- [PROBLEM DESCRIPTION]: Print the entire listing. Each line must match the original exactly.
··· DATA PROVIDED
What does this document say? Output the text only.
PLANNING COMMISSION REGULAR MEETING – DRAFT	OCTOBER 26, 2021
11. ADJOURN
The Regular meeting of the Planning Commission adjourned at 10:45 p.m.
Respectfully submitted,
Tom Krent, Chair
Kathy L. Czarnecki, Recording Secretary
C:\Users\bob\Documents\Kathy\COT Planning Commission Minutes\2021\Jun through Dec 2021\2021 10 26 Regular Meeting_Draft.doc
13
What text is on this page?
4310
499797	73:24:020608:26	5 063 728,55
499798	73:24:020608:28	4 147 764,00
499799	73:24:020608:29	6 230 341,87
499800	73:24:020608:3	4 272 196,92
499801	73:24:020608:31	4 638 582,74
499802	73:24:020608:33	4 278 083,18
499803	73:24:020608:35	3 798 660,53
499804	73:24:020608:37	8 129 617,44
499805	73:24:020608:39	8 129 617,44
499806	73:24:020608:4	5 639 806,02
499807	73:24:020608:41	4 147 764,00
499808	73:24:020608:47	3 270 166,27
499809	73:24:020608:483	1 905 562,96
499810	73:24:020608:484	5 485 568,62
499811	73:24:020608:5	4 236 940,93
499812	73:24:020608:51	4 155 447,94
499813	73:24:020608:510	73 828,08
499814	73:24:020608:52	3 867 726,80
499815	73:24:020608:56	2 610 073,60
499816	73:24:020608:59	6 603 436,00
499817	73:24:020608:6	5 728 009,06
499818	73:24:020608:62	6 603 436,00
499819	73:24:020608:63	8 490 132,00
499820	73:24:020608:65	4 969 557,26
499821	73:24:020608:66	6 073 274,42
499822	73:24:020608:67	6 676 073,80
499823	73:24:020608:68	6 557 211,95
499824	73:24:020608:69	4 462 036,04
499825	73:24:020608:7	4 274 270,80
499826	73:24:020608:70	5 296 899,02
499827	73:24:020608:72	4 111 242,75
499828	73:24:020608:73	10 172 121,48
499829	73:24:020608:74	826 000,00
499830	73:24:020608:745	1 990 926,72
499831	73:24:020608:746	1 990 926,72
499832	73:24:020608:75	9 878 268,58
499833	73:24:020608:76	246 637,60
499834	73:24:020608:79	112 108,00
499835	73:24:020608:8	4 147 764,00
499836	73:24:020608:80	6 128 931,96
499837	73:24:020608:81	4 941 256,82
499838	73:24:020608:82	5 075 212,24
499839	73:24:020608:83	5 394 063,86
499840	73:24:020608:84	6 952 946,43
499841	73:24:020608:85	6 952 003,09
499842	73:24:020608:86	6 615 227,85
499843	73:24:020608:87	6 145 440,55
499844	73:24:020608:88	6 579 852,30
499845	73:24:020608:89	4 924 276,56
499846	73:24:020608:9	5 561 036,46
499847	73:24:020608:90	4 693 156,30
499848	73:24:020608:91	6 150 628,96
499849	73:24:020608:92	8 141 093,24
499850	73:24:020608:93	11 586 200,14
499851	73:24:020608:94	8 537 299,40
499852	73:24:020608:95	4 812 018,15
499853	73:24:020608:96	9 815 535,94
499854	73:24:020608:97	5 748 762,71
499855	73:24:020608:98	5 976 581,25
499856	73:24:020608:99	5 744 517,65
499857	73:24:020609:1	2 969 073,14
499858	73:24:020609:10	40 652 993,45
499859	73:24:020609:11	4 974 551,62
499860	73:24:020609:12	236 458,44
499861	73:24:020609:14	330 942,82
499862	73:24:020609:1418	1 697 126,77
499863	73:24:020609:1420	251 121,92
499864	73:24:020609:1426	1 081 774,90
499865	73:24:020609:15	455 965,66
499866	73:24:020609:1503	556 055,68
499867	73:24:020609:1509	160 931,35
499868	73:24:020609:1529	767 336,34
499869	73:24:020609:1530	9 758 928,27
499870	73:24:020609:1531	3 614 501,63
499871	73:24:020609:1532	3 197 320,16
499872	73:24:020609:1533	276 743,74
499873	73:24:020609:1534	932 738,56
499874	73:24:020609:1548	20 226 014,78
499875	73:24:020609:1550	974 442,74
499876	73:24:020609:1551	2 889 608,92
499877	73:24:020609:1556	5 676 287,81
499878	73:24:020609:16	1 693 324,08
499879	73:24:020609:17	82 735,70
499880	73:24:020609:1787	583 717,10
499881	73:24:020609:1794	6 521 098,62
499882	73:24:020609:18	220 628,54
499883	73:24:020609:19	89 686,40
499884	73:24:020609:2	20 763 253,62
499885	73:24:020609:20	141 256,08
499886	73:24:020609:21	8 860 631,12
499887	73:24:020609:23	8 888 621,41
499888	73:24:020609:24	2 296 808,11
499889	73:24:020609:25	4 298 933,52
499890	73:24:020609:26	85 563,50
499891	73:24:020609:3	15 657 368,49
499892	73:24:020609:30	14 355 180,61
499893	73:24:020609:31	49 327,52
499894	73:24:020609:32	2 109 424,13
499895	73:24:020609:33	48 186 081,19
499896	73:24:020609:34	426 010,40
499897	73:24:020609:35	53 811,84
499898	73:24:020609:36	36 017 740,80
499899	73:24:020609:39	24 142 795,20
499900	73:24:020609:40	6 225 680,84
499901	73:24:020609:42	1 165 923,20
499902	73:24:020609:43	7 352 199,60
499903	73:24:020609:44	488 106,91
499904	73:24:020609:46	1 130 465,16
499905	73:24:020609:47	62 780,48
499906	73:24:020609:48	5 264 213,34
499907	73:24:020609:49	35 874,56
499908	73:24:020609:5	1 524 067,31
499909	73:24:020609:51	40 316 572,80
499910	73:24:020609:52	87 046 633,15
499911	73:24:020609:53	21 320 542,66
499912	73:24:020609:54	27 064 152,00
······
- [CORRECT OUTPUT]:
What does this document say? Output the text only.
PLANNING COMMISSION REGULAR MEETING – DRAFT	OCTOBER 26, 2021
11. ADJOURN
The Regular meeting of the Planning Commission adjourned at 10:45 p.m.
Respectfully submitted,
Tom Krent, Chair
Kathy L. Czarnecki, Recording Secretary
C:\Users\bob\Documents\Kathy\COT Planning Commission Minutes\2021\Jun through Dec 2021\2021 10 26 Regular Meeting_Draft.doc
13
What text is on this page?
4310
499797	73:24:020608:26	5 063 728,55
499798	73:24:020608:28	4 147 764,00
499799	73:24:020608:29	6 230 341,87
499800	73:24:020608:3	4 272 196,92
499801	73:24:020608:31	4 638 582,74
499802	73:24:020608:33	4 278 083,18
499803	73:24:020608:35	3 798 660,53
499804	73:24:020608:37	8 129 617,44
499805	73:24:020608:39	8 129 617,44
499806	73:24:020608:4	5 639 806,02
499807	73:24:020608:41	4 147 764,00
499808	73:24:020608:47	3 270 166,27
499809	73:24:020608:483	1 905 562,96
499810	73:24:020608:484	5 485 568,62
499811	73:24:020608:5	4 236 940,93
499812	73:24:020608:51	4 155 447,94
499813	73:24:020608:510	73 828,08
499814	73:24:020608:52	3 867 726,80
499815	73:24:020608:56	2 610 073,60
499816	73:24:020608:59	6 603 436,00
499817	73:24:020608:6	5 728 009,06
499818	73:24:020608:62	6 603 436,00
499819	73:24:020608:63	8 490 132,00
499820	73:24:020608:65	4 969 557,26
499821	73:24:020608:66	6 073 274,42
499822	73:24:020608:67	6 676 073,80
499823	73:24:020608:68	6 557 211,95
499824	73:24:020608:69	4 462 036,04
499825	73:24:020608:7	4 274 270,80
499826	73:24:020608:70	5 296 899,02
499827	73:24:020608:72	4 111 242,75
499828	73:24:020608:73	10 172 121,48
499829	73:24:020608:74	826 000,00
499830	73:24:020608:745	1 990 926,72
499831	73:24:020608:746	1 990 926,72
499832	73:24:020608:75	9 878 268,58
499833	73:24:020608:76	246 637,60
499834	73:24:020608:79	112 108,00
499835	73:24:020608:8	4 147 764,00
499836	73:24:020608:80	6 128 931,96
499837	73:24:020608:81	4 941 256,82
499838	73:24:020608:82	5 075 212,24
499839	73:24:020608:83	5 394 063,86
499840	73:24:020608:84	6 952 946,43
499841	73:24:020608:85	6 952 003,09
499842	73:24:020608:86	6 615 227,85
499843	73:24:020608:87	6 145 440,55
499844	73:24:020608:88	6 579 852,30
499845	73:24:020608:89	4 924 276,56
499846	73:24:020608:9	5 561 036,46
499847	73:24:020608:90	4 693 156,30
499848	73:24:020608:91	6 150 628,96
499849	73:24:020608:92	8 141 093,24
499850	73:24:020608:93	11 586 200,14
499851	73:24:020608:94	8 537 299,40
499852	73:24:020608:95	4 812 018,15
499853	73:24:020608:96	9 815 535,94
499854	73:24:020608:97	5 748 762,71
499855	73:24:020608:98	5 976 581,25
499856	73:24:020608:99	5 744 517,65
499857	73:24:020609:1	2 969 073,14
499858	73:24:020609:10	40 652 993,45
499859	73:24:020609:11	4 974 551,62
499860	73:24:020609:12	236 458,44
499861	73:24:020609:14	330 942,82
499862	73:24:020609:1418	1 697 126,77
499863	73:24:020609:1420	251 121,92
499864	73:24:020609:1426	1 081 774,90
499865	73:24:020609:15	455 965,66
499866	73:24:020609:1503	556 055,68
499867	73:24:020609:1509	160 931,35
499868	73:24:020609:1529	767 336,34
499869	73:24:020609:1530	9 758 928,27
499870	73:24:020609:1531	3 614 501,63
499871	73:24:020609:1532	3 197 320,16
499872	73:24:020609:1533	276 743,74
499873	73:24:020609:1534	932 738,56
499874	73:24:020609:1548	20 226 014,78
499875	73:24:020609:1550	974 442,74
499876	73:24:020609:1551	2 889 608,92
499877	73:24:020609:1556	5 676 287,81
499878	73:24:020609:16	1 693 324,08
499879	73:24:020609:17	82 735,70
499880	73:24:020609:1787	583 717,10
499881	73:24:020609:1794	6 521 098,62
499882	73:24:020609:18	220 628,54
499883	73:24:020609:19	89 686,40
499884	73:24:020609:2	20 763 253,62
499885	73:24:020609:20	141 256,08
499886	73:24:020609:21	8 860 631,12
499887	73:24:020609:23	8 888 621,41
499888	73:24:020609:24	2 296 808,11
499889	73:24:020609:25	4 298 933,52
499890	73:24:020609:26	85 563,50
499891	73:24:020609:3	15 657 368,49
499892	73:24:020609:30	14 355 180,61
499893	73:24:020609:31	49 327,52
499894	73:24:020609:32	2 109 424,13
499895	73:24:020609:33	48 186 081,19
499896	73:24:020609:34	426 010,40
499897	73:24:020609:35	53 811,84
499898	73:24:020609:36	36 017 740,80
499899	73:24:020609:39	24 142 795,20
499900	73:24:020609:40	6 225 680,84
499901	73:24:020609:42	1 165 923,20
499902	73:24:020609:43	7 352 199,60
499903	73:24:020609:44	488 106,91
499904	73:24:020609:46	1 130 465,16
499905	73:24:020609:47	62 780,48
499906	73:24:020609:48	5 264 213,34
499907	73:24:020609:49	35 874,56
499908	73:24:020609:5	1 524 067,31
499909	73:24:020609:51	40 316 572,80
499910	73:24:020609:52	87 046 633,15
499911	73:24:020609:53	21 320 542,66
499912	73:24:020609:54	27 064 152,00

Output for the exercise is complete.